→ **Task brief**
Please continue the essay on the X-Files film and Hollywood's portrayal of ESP, picking up after its last sentence.

And that, in a nutshell, is what was wrong with the film, why it turned out to be a bit of a letdown for us: It was too much a murder mystery. In the end, despite our caring for the Mulder and Scully characters, the movie itself just didn't quite live up to the expectations of X-'Philes' like ourselves. The paranormal aspects of the film were far less compelling than they needed to be to support the franchise. The one aspect that might have strengthened it, the psychic priest, in the end seemed to be largely discredited. With this stronger tinge of skepticism than was usual for the X-Files, and without the element of possibility - that something paranormal might really be going on - the film ends up not much beyond a clever detective story with an added theme of a struggle for faith and an old man's need to make amends. Admittedly, that is not nothing. But it is not what moves one to go see an X-Files movie.

The film led me to reflect once again on how Hollywood -- even the part of it that is sympathetic to what it deems 'the Paranormal' (I'm here most interested in ESP and related phenomena) -- usually treats these sorts of themes. First, it seems (with a few exceptions) there always has to be a sense of horror or fear associated with the paranormal when portrayed in film. This may not always be overt, but when it isn't it still seems to linger in the background as a subtext. Second, (again with a few exceptions) ESP always has to be presented as unusual, or weird, or at least un-normal. Finally, seldom are things like ESP or 'being psychic' presented in the way they actually work in the real world. To be fair, Hollywood film makers often have to dramatize to make stories more interesting to viewers. And anyone who has watched more than one or two remote viewing sessions knows how boring they can look to observers. Still, directors often miss opportunities to present ESP and similar paranormal topics in fair or realistic ways, even when it won't compromise the excitement level of their film. It is almost as if there is a play book they feel obliged to follow, a formula for how to treat the mystical.

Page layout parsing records
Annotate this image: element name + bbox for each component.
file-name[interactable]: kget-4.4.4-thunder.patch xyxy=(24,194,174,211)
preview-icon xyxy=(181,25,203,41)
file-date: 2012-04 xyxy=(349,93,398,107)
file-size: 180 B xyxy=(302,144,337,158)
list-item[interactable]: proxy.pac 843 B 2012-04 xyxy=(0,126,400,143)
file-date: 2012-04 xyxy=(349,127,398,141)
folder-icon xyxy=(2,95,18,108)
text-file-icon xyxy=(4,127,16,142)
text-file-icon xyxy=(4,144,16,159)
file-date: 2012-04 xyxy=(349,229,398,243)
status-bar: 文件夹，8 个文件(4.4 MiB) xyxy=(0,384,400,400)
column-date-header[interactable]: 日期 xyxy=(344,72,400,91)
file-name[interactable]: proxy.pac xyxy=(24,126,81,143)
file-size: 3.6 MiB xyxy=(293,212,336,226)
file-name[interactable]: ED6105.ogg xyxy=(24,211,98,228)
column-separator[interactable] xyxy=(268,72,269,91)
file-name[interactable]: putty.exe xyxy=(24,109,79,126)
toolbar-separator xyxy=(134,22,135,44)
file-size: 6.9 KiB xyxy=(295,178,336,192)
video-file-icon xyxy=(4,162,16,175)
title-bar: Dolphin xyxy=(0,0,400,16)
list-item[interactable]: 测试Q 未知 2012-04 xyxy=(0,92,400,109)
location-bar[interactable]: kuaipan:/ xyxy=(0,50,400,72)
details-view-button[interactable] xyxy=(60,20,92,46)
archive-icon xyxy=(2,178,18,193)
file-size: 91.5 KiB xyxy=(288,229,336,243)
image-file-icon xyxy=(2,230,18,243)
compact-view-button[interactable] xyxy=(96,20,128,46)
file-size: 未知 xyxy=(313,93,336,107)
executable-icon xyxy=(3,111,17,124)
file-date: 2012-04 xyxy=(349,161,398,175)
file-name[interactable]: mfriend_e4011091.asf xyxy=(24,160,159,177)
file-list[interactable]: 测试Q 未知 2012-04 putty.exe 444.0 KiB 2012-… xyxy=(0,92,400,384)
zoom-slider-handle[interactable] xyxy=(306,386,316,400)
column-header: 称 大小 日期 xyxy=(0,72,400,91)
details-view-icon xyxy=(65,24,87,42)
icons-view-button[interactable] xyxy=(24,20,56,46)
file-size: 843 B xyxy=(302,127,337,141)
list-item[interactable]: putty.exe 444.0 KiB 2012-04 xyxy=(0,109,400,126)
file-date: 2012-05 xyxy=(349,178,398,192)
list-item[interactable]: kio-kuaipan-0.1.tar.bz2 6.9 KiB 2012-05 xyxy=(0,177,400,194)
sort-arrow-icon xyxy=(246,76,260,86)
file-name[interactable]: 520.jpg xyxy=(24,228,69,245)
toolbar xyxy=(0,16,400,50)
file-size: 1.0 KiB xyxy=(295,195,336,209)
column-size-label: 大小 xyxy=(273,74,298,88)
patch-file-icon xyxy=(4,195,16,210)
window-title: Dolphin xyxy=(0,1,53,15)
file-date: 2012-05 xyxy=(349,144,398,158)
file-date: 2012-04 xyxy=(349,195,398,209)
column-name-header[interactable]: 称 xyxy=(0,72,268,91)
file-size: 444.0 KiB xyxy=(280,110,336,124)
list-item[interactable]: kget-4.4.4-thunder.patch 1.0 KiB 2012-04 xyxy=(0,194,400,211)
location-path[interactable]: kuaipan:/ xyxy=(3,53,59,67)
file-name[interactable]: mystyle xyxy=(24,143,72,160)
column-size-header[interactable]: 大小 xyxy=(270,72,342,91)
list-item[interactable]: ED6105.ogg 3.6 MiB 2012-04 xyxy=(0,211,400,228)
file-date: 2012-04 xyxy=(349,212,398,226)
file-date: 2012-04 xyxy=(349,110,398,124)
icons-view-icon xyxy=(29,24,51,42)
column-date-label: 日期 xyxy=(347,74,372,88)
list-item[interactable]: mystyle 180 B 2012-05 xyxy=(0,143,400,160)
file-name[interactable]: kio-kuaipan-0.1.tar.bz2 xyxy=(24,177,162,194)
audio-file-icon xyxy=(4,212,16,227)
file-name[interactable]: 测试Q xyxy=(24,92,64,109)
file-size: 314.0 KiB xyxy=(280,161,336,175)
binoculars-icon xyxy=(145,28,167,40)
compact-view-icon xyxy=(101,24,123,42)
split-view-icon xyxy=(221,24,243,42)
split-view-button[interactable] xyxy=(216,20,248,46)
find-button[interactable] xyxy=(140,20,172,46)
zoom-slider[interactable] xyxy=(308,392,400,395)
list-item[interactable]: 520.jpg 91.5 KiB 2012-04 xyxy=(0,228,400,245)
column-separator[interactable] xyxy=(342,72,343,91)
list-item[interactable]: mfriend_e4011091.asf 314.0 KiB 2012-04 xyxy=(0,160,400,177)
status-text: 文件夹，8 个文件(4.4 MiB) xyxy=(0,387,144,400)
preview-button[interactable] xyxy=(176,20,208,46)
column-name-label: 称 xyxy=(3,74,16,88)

→ **Response to the exercise**
One wonders what role popular stereotypes of psychics and ESP play in defining how movie-makers depict these topics. On the other hand, one wonders what role movie-makers themselves play in defining those very stereotypes. It looks to be a chicken-or-the-egg thing, where popular opinion drives movie making drives public opinion. But in the end what loses out is a broader, more natural acceptance of ESP phenomena. We are faced with an interesting, if somewhat depressing irony: Millions of people believe in, are fascinated by, and love to watch movies about the paranormal. Yet, thanks to the cultivation of warped stereotypes, the image they have in their minds is often so much different than the reality that either they don't recognize it when they encounter the real thing, or they reject it because it doesn't match their preconceived notions. They turn to fables instead -- to the myth rather than the reality, which contributes to keeping serious acceptance of psi phenomena suppressed.

Though it often does better in that regard than other shows, I noted in this and other installments of the X-Files corpus some of the same tendencies I'm complaining about here -- an inclination to sensationalize the paranormal, and to portray it in a way that both thrills and repels. But quickly the tone changes to skepticism, as if the script, to avoid embarrassment that the writers might be caught taking the paranormal seriously, must now supply the antidote in the form of skeptical reasons to reject it. Some might argue that creates dramatic tension. But if so, it went too far in "I Want to Believe."

Should you see the movie? Sure, I encourage it (as long as you aren't put off by serial killers and the like). But if you go, think about how it could have been better -- and let that then be a springboard for you to consider how you think about ESP and psi...and whether you are contributing to or fighting against the stereotypes that get in the way of real understanding.